Omit the pictures, then reproduce every remaining record exactly.
-- Begin Data shown --
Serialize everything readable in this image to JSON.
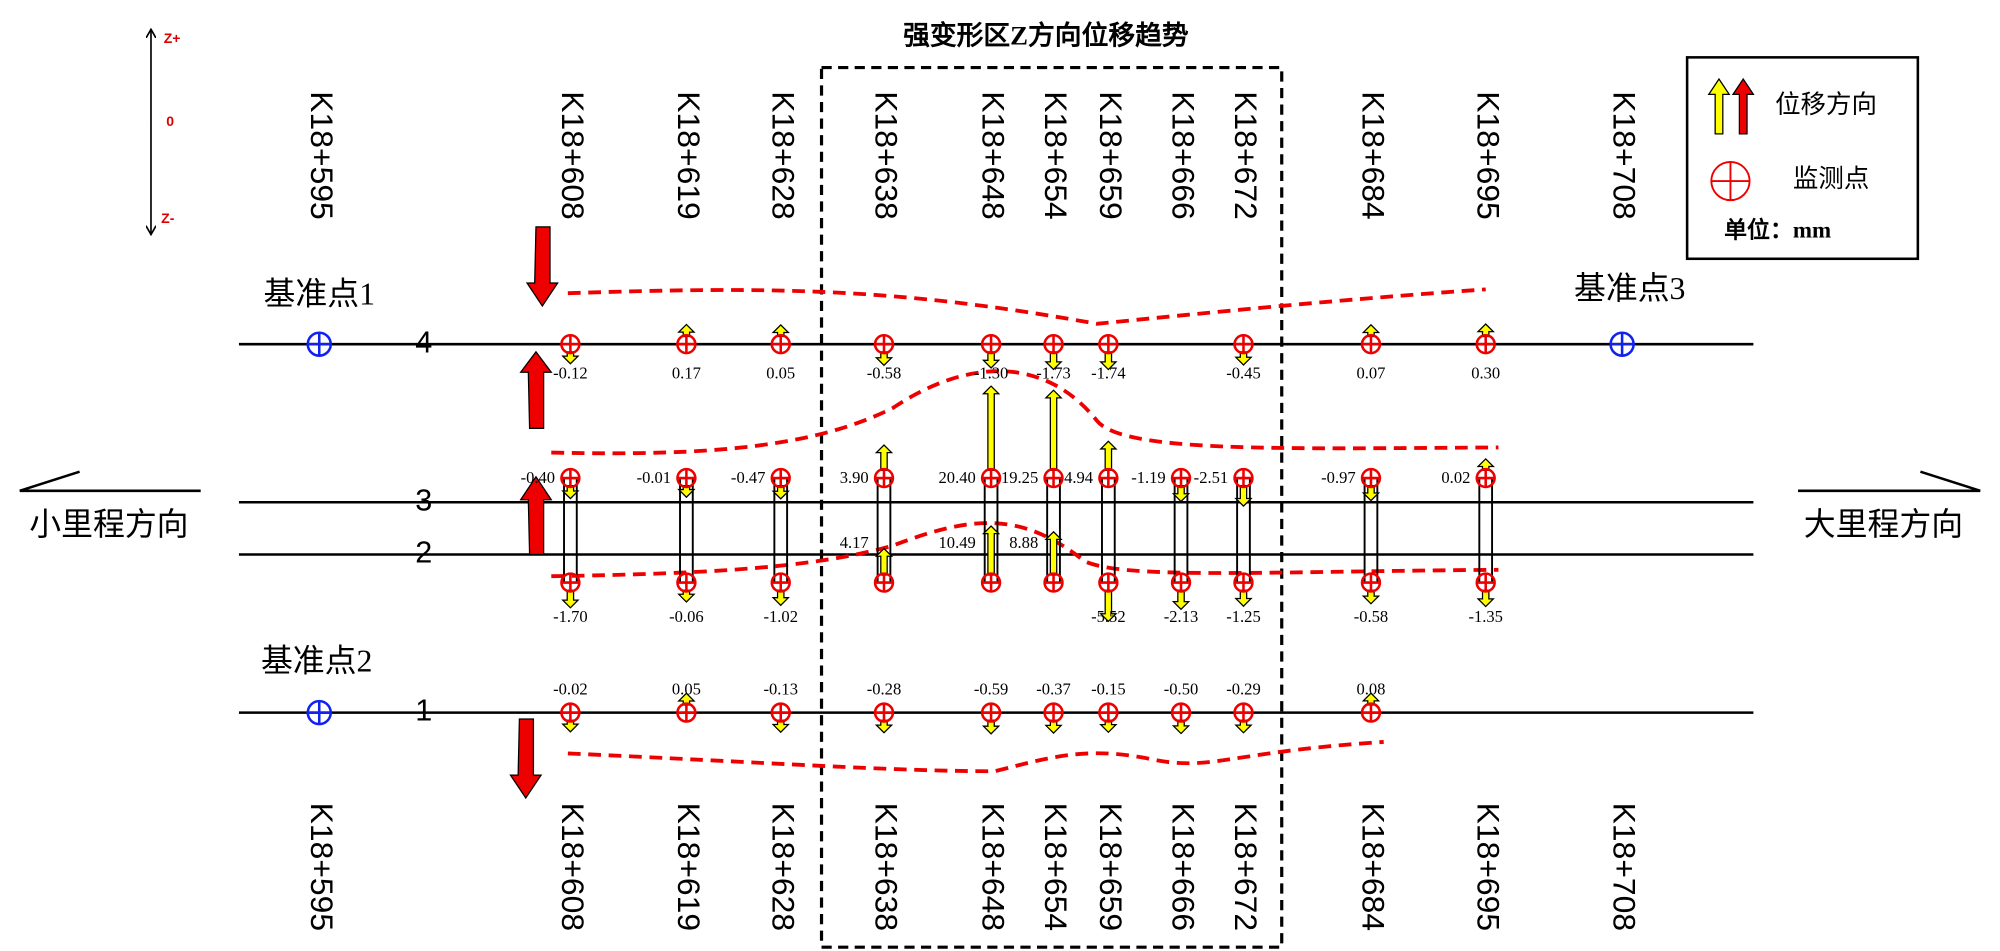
{
  "title": "强变形区Z方向位移趋势",
  "z_axis": {
    "top": "Z+",
    "middle": "0",
    "bottom": "Z-"
  },
  "legend": {
    "direction": "位移方向",
    "point": "监测点",
    "unit": "单位：mm"
  },
  "directions": {
    "left": "小里程方向",
    "right": "大里程方向"
  },
  "reference_points": [
    "基准点1",
    "基准点2",
    "基准点3"
  ],
  "stations": [
    "K18+595",
    "K18+608",
    "K18+619",
    "K18+628",
    "K18+638",
    "K18+648",
    "K18+654",
    "K18+659",
    "K18+666",
    "K18+672",
    "K18+684",
    "K18+695",
    "K18+708"
  ],
  "lines": [
    {
      "label": "4",
      "values": [
        null,
        "-0.12",
        "0.17",
        "0.05",
        "-0.58",
        "-1.30",
        "-1.73",
        "-1.74",
        null,
        "-0.45",
        "0.07",
        "0.30",
        null
      ]
    },
    {
      "label": "3",
      "values": [
        null,
        "-0.40",
        "-0.01",
        "-0.47",
        "3.90",
        "20.40",
        "19.25",
        "4.94",
        "-1.19",
        "-2.51",
        "-0.97",
        "0.02",
        null
      ]
    },
    {
      "label": "2",
      "values": [
        null,
        "-1.70",
        "-0.06",
        "-1.02",
        "4.17",
        "10.49",
        "8.88",
        "-5.52",
        "-2.13",
        "-1.25",
        "-0.58",
        "-1.35",
        null
      ]
    },
    {
      "label": "1",
      "values": [
        null,
        "-0.02",
        "0.05",
        "-0.13",
        "-0.28",
        "-0.59",
        "-0.37",
        "-0.15",
        "-0.50",
        "-0.29",
        "0.08",
        null,
        null
      ]
    }
  ]
}
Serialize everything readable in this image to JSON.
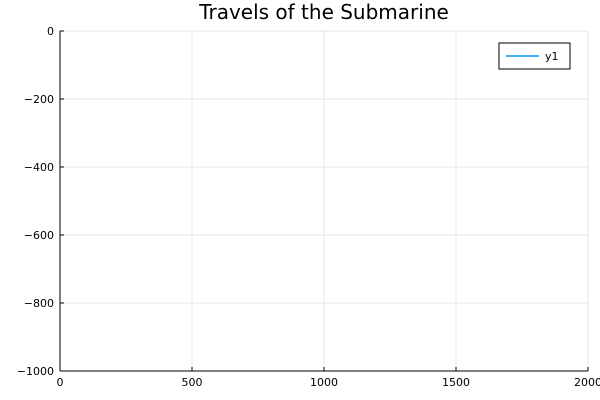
{
  "chart_data": {
    "type": "line",
    "title": "Travels of the Submarine",
    "xlabel": "",
    "ylabel": "",
    "xlim": [
      0,
      2000
    ],
    "ylim": [
      -1000,
      0
    ],
    "x_ticks": [
      0,
      500,
      1000,
      1500,
      2000
    ],
    "y_ticks": [
      0,
      -200,
      -400,
      -600,
      -800,
      -1000
    ],
    "x_tick_labels": [
      "0",
      "500",
      "1000",
      "1500",
      "2000"
    ],
    "y_tick_labels": [
      "0",
      "−200",
      "−400",
      "−600",
      "−800",
      "−1000"
    ],
    "grid": true,
    "legend_position": "top-right",
    "series": [
      {
        "name": "y1",
        "color": "#009af9",
        "x": [],
        "y": []
      }
    ]
  }
}
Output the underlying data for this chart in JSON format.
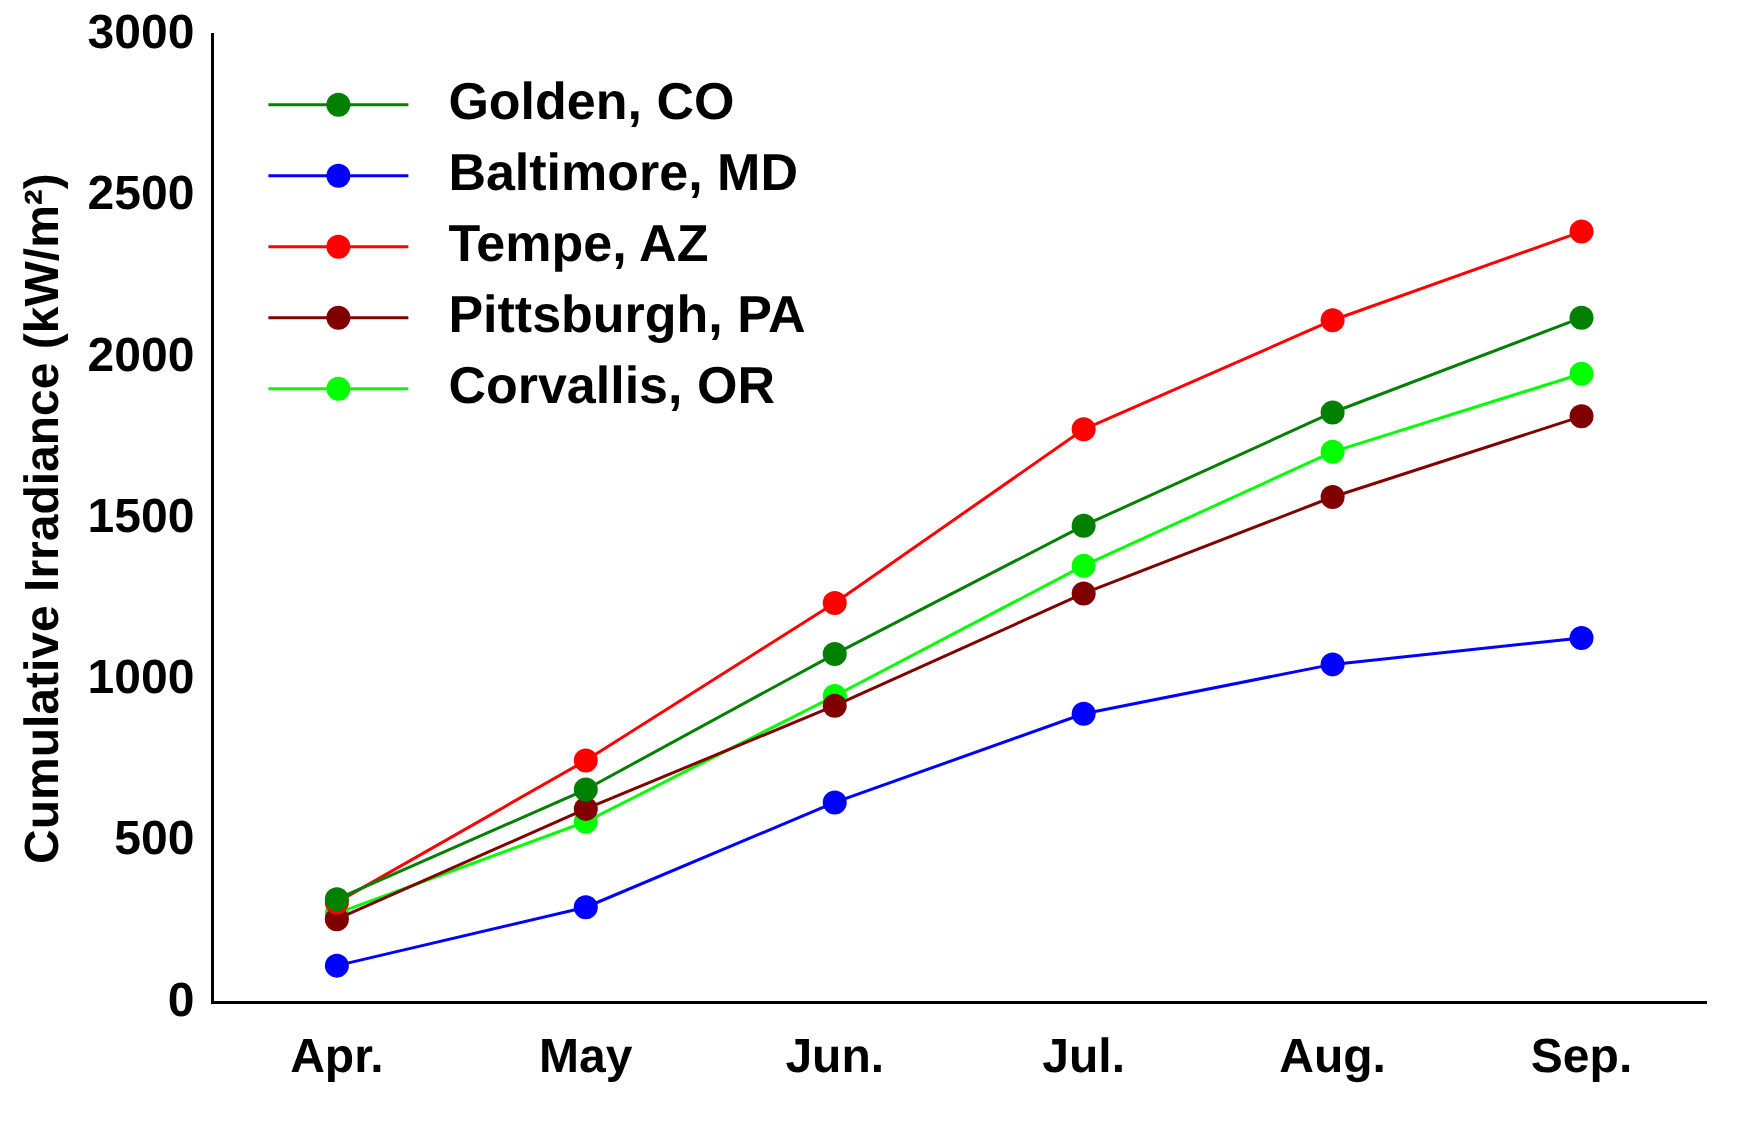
-- End Data shown --
» **Result of the exercise**:
Serialize everything readable in this image to JSON.
{
  "title": "强变形区Z方向位移趋势",
  "z_axis": {
    "top": "Z+",
    "middle": "0",
    "bottom": "Z-"
  },
  "legend": {
    "direction": "位移方向",
    "point": "监测点",
    "unit": "单位：mm"
  },
  "directions": {
    "left": "小里程方向",
    "right": "大里程方向"
  },
  "reference_points": [
    "基准点1",
    "基准点2",
    "基准点3"
  ],
  "stations": [
    "K18+595",
    "K18+608",
    "K18+619",
    "K18+628",
    "K18+638",
    "K18+648",
    "K18+654",
    "K18+659",
    "K18+666",
    "K18+672",
    "K18+684",
    "K18+695",
    "K18+708"
  ],
  "lines": [
    {
      "label": "4",
      "values": [
        null,
        "-0.12",
        "0.17",
        "0.05",
        "-0.58",
        "-1.30",
        "-1.73",
        "-1.74",
        null,
        "-0.45",
        "0.07",
        "0.30",
        null
      ]
    },
    {
      "label": "3",
      "values": [
        null,
        "-0.40",
        "-0.01",
        "-0.47",
        "3.90",
        "20.40",
        "19.25",
        "4.94",
        "-1.19",
        "-2.51",
        "-0.97",
        "0.02",
        null
      ]
    },
    {
      "label": "2",
      "values": [
        null,
        "-1.70",
        "-0.06",
        "-1.02",
        "4.17",
        "10.49",
        "8.88",
        "-5.52",
        "-2.13",
        "-1.25",
        "-0.58",
        "-1.35",
        null
      ]
    },
    {
      "label": "1",
      "values": [
        null,
        "-0.02",
        "0.05",
        "-0.13",
        "-0.28",
        "-0.59",
        "-0.37",
        "-0.15",
        "-0.50",
        "-0.29",
        "0.08",
        null,
        null
      ]
    }
  ]
}
Serialize everything readable in this image to JSON.
{
  "chart_data": {
    "type": "line",
    "title": "Travels of the Submarine",
    "xlabel": "",
    "ylabel": "",
    "xlim": [
      0,
      2000
    ],
    "ylim": [
      -1000,
      0
    ],
    "x_ticks": [
      0,
      500,
      1000,
      1500,
      2000
    ],
    "y_ticks": [
      0,
      -200,
      -400,
      -600,
      -800,
      -1000
    ],
    "x_tick_labels": [
      "0",
      "500",
      "1000",
      "1500",
      "2000"
    ],
    "y_tick_labels": [
      "0",
      "−200",
      "−400",
      "−600",
      "−800",
      "−1000"
    ],
    "grid": true,
    "legend_position": "top-right",
    "series": [
      {
        "name": "y1",
        "color": "#009af9",
        "x": [],
        "y": []
      }
    ]
  }
}
Output the underlying data for this chart in JSON format.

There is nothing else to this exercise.